▶ **What you need to do**: Copy out each line featuring the string "right" from the entries beneath.

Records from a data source
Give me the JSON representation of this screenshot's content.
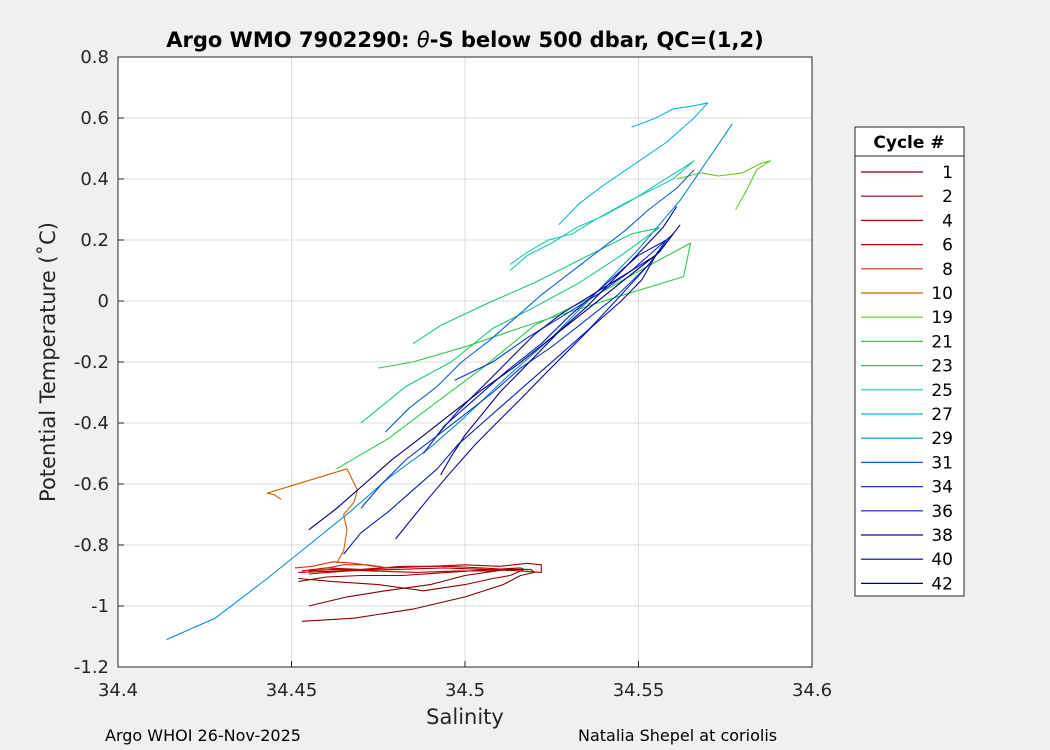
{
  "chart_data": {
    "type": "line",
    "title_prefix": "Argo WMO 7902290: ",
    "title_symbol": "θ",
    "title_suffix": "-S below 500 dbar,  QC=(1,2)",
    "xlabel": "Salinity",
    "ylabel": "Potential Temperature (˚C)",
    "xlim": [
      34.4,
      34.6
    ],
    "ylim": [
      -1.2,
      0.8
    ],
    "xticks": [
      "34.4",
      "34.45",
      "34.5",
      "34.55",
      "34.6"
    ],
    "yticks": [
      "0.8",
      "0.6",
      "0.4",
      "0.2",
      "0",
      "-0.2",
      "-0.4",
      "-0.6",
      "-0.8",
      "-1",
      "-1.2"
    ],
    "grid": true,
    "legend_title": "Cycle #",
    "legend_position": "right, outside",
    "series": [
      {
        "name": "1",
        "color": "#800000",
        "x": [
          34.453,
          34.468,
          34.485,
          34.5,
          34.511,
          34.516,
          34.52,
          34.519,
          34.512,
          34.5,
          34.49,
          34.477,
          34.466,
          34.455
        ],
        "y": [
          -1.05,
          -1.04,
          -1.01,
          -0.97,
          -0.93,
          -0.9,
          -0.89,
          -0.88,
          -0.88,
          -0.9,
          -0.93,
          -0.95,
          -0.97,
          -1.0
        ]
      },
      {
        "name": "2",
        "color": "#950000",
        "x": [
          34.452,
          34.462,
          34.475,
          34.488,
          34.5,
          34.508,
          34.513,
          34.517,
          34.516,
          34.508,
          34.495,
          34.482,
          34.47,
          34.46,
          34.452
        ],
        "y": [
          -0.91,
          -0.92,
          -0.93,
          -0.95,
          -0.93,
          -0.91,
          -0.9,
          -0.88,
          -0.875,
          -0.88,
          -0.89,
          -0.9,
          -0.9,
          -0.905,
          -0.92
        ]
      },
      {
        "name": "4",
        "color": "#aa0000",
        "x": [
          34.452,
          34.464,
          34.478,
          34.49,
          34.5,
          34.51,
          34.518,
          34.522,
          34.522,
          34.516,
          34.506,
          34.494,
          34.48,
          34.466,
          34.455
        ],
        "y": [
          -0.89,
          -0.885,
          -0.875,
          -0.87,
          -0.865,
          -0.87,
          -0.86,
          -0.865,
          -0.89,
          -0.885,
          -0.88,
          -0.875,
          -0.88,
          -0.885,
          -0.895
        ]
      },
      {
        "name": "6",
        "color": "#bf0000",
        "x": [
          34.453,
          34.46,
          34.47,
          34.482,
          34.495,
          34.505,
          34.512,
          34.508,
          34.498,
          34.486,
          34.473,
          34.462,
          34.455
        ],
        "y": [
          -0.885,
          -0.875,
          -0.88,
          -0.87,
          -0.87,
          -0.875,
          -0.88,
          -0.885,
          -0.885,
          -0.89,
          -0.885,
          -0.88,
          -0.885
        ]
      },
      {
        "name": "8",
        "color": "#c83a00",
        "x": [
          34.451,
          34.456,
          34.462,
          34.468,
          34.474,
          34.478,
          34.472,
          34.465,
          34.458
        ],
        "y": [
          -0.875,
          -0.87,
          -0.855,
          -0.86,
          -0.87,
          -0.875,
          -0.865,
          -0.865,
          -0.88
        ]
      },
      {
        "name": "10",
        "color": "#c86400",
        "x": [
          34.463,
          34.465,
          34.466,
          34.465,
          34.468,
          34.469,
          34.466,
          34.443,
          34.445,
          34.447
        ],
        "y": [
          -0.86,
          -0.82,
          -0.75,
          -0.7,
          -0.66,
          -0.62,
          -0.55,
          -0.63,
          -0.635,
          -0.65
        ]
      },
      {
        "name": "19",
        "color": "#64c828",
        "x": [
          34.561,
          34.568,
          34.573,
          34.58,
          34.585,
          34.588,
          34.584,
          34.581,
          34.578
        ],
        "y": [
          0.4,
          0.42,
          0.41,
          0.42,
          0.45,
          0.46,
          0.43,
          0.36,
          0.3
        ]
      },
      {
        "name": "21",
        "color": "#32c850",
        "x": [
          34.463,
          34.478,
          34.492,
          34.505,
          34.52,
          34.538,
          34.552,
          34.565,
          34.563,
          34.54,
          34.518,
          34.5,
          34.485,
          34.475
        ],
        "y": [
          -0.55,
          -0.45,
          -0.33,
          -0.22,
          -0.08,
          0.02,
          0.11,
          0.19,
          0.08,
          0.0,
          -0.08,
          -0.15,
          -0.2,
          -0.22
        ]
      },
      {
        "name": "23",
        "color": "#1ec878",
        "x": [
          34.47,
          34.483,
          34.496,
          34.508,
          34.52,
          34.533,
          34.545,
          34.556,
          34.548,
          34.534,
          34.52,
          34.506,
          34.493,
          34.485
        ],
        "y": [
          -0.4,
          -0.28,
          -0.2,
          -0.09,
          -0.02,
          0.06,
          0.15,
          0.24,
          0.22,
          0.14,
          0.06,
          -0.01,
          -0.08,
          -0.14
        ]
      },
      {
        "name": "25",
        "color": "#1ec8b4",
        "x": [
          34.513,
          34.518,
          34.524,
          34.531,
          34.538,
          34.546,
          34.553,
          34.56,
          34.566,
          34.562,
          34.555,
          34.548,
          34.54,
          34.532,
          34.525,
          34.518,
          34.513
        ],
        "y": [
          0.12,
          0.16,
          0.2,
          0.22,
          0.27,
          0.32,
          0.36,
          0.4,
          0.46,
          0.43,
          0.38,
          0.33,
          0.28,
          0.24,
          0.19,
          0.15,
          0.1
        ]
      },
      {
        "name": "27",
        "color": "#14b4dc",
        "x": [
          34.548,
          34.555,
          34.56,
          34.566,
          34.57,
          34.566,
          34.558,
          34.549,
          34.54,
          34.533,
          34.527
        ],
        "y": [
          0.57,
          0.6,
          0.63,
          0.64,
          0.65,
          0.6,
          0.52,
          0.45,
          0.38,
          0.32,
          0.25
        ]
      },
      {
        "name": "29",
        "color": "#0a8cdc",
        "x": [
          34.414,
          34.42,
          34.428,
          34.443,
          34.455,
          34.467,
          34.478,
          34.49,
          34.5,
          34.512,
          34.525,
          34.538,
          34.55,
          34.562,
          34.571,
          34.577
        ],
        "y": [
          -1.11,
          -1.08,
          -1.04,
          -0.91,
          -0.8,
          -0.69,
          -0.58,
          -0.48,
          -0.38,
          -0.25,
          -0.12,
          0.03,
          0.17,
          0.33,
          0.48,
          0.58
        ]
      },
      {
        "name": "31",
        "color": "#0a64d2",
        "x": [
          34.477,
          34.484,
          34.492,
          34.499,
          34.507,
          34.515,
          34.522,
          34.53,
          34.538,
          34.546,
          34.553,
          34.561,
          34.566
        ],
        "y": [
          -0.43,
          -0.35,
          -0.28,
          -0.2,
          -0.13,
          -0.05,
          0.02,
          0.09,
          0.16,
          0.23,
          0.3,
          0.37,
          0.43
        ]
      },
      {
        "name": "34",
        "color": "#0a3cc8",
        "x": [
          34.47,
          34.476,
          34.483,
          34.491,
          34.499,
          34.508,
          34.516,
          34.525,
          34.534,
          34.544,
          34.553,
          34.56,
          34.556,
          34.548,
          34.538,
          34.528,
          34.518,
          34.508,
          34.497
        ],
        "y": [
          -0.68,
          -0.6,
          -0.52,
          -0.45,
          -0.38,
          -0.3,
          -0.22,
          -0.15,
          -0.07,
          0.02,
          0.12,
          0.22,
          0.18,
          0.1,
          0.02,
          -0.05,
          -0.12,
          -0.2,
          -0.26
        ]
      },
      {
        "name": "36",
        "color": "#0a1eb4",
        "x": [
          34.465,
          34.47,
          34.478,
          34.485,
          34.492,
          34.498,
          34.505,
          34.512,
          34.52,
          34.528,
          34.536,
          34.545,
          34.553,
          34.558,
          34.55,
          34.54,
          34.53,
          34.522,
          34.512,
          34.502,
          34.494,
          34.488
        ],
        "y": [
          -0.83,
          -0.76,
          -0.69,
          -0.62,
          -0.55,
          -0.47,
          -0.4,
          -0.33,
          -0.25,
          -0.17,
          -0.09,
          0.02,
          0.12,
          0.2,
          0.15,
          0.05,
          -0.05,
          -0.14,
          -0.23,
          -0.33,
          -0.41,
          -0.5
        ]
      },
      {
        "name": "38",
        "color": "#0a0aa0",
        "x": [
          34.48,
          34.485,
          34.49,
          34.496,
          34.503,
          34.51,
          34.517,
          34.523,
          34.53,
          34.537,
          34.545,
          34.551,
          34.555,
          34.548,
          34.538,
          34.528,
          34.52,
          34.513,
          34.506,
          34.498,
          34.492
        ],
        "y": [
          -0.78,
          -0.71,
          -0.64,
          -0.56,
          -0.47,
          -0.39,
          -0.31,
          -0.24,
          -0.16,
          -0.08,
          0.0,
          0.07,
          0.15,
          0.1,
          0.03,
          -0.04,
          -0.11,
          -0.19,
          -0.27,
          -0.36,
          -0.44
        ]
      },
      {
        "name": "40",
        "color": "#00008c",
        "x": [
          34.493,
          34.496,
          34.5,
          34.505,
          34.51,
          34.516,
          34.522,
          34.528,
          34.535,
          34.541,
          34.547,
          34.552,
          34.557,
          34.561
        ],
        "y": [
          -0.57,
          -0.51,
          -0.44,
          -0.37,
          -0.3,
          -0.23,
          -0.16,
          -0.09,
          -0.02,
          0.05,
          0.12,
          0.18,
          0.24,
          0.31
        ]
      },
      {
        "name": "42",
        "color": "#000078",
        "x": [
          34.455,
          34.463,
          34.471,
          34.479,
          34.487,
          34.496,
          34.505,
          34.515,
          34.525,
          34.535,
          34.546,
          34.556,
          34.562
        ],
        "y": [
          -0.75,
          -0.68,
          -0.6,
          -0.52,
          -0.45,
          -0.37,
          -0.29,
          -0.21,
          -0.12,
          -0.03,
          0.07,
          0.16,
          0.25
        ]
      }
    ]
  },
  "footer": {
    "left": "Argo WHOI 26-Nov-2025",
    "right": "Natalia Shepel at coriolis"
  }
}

▶ **Problem solution**:
    "legend_position": "right, outside",
    "right": "Natalia Shepel at coriolis"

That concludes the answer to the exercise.